• [STORED ROWS]
===
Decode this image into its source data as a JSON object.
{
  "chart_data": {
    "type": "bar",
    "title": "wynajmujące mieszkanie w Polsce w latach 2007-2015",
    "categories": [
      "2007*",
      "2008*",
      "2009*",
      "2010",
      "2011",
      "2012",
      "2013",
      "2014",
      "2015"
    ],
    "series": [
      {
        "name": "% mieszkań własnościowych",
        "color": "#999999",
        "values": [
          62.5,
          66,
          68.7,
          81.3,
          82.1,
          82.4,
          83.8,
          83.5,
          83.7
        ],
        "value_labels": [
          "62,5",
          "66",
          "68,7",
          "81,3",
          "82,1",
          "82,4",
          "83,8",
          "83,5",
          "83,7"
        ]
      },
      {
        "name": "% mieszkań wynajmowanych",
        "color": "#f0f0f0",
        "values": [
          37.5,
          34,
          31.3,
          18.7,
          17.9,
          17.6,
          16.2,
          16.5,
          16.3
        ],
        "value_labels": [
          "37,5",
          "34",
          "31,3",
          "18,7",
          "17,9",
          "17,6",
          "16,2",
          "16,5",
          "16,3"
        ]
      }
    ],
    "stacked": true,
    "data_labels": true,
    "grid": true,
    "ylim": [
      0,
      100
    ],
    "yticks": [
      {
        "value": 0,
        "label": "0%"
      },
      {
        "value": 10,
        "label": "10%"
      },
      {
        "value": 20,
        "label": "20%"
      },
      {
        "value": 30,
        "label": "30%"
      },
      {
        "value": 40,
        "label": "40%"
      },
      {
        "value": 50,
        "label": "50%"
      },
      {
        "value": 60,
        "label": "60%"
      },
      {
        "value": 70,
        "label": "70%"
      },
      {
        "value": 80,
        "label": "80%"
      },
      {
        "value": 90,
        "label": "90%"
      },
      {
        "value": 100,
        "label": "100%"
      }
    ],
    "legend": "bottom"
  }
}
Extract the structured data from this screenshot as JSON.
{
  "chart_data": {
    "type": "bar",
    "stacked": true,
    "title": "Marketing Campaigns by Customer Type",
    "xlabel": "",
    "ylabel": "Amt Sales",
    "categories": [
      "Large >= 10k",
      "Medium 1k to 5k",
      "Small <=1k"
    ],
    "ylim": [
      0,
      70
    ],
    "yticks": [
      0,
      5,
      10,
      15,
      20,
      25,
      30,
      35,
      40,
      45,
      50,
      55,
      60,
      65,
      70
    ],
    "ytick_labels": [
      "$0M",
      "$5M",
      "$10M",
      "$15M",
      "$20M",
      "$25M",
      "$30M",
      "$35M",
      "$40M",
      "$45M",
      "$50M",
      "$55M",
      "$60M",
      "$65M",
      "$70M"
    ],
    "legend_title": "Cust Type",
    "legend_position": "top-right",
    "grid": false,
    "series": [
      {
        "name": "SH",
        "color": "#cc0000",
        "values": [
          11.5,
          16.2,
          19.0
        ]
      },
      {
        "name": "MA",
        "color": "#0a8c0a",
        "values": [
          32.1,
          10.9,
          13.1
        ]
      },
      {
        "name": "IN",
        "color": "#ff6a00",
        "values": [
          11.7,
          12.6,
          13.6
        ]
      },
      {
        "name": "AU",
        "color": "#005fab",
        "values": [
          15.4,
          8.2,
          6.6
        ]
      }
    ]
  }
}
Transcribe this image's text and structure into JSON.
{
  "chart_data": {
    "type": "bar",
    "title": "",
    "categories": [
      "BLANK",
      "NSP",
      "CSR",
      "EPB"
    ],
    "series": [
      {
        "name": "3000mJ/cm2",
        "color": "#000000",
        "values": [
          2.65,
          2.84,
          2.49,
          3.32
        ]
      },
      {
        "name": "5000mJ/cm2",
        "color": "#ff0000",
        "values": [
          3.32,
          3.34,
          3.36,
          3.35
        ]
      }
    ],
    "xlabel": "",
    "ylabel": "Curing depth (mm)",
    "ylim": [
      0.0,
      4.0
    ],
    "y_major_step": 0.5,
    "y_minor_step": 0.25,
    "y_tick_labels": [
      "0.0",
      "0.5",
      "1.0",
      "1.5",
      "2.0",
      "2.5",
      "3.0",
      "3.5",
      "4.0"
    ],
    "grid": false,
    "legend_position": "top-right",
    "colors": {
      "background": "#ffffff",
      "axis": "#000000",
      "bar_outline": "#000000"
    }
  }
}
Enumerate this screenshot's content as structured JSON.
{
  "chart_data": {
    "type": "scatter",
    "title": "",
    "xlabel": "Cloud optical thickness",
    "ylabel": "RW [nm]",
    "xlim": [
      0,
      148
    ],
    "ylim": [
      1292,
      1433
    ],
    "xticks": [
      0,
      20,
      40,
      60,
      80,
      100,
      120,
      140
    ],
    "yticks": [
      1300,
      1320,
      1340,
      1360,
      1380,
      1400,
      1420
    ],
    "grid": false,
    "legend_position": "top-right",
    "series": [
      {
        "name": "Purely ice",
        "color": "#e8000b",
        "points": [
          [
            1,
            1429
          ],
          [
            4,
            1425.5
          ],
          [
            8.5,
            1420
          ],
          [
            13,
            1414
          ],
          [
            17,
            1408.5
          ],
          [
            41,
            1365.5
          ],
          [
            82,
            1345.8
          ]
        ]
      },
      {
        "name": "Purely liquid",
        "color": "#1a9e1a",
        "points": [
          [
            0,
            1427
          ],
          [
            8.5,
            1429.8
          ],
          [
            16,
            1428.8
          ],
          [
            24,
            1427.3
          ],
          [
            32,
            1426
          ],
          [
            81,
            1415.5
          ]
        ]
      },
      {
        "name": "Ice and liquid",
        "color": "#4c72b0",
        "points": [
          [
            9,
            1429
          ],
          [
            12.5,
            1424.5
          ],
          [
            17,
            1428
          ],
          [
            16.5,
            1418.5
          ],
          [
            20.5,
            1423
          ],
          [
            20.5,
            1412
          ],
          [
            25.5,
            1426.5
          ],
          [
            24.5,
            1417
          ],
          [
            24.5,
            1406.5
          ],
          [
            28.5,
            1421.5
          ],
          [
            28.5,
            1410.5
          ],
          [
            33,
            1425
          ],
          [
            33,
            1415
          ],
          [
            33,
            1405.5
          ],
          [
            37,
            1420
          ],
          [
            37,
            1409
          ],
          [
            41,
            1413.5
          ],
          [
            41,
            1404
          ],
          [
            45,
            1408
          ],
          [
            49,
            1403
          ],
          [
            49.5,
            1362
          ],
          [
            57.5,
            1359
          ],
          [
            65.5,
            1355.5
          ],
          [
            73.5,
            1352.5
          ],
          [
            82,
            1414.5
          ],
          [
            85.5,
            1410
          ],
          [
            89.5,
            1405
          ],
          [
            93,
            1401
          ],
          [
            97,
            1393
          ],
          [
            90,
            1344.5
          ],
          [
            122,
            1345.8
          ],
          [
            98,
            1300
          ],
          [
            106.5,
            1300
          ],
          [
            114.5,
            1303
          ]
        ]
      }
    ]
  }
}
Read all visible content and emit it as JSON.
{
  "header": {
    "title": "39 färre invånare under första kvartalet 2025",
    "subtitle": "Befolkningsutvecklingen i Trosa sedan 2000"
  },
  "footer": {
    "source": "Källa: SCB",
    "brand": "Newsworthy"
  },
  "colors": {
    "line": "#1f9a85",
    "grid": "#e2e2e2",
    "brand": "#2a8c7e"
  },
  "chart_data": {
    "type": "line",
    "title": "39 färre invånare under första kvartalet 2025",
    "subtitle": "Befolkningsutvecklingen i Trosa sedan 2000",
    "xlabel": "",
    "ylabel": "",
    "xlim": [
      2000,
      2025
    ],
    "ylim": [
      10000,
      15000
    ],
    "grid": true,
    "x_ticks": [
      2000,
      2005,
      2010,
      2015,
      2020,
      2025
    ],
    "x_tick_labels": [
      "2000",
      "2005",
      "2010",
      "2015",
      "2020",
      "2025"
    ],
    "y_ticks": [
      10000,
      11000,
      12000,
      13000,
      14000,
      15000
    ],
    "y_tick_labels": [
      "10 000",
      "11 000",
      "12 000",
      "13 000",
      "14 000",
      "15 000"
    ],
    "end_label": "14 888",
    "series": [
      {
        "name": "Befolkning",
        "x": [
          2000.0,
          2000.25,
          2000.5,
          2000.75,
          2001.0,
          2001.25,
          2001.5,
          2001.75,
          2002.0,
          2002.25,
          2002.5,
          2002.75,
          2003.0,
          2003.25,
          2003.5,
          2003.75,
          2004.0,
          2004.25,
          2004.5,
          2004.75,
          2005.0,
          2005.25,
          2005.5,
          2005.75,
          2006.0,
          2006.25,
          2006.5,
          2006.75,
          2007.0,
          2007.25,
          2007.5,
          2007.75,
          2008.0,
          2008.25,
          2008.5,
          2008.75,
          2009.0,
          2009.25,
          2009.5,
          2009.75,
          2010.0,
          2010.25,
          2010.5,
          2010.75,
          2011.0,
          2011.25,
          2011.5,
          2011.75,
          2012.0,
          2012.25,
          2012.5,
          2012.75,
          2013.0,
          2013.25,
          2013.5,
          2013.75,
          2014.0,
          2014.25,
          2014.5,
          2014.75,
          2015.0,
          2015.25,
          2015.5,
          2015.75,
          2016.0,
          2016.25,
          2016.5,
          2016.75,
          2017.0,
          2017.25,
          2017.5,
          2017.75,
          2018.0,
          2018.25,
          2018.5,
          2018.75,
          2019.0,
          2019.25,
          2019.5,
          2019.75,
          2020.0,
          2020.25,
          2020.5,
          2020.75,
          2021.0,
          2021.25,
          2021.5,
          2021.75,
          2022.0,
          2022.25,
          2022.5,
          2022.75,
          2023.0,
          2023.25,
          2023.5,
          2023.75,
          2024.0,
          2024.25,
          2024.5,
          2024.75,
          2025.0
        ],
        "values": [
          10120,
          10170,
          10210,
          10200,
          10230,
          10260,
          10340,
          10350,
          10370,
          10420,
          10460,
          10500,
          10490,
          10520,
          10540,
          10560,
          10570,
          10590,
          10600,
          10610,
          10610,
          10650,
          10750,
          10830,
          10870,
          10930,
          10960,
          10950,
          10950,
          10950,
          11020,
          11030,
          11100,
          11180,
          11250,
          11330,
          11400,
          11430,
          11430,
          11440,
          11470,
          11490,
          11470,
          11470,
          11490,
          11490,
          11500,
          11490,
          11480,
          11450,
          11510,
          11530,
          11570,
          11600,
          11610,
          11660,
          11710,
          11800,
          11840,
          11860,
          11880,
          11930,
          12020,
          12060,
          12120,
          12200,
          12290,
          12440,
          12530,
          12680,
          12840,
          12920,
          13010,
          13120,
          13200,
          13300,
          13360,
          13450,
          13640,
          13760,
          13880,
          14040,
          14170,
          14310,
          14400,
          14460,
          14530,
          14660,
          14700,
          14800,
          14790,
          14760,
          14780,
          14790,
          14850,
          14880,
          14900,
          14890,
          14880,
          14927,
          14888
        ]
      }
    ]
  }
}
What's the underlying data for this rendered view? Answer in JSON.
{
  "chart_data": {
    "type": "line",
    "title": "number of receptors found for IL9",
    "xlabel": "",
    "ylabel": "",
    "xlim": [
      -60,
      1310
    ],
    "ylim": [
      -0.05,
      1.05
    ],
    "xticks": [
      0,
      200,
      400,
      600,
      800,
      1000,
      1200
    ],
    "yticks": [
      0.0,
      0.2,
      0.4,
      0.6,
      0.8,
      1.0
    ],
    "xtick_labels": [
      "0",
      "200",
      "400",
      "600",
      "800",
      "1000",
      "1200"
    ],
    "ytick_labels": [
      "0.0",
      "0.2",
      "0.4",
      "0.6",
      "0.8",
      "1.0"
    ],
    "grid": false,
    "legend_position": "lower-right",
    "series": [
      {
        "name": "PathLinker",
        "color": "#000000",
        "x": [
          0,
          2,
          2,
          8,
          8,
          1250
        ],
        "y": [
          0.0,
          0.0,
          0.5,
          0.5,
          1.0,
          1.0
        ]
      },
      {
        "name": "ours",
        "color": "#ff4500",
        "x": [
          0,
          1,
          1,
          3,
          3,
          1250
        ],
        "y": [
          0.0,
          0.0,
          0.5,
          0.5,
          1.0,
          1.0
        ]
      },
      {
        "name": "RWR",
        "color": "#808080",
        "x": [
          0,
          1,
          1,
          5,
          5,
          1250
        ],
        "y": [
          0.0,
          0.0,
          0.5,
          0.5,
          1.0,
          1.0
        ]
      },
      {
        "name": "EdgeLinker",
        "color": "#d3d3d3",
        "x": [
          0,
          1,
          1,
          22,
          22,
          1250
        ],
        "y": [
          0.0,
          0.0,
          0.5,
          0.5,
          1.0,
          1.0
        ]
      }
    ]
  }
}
===
Report back each line of the entries that holds the string "image".

Decode this image into its source data as a JSON object.
Transcribe this image's text and structure into JSON.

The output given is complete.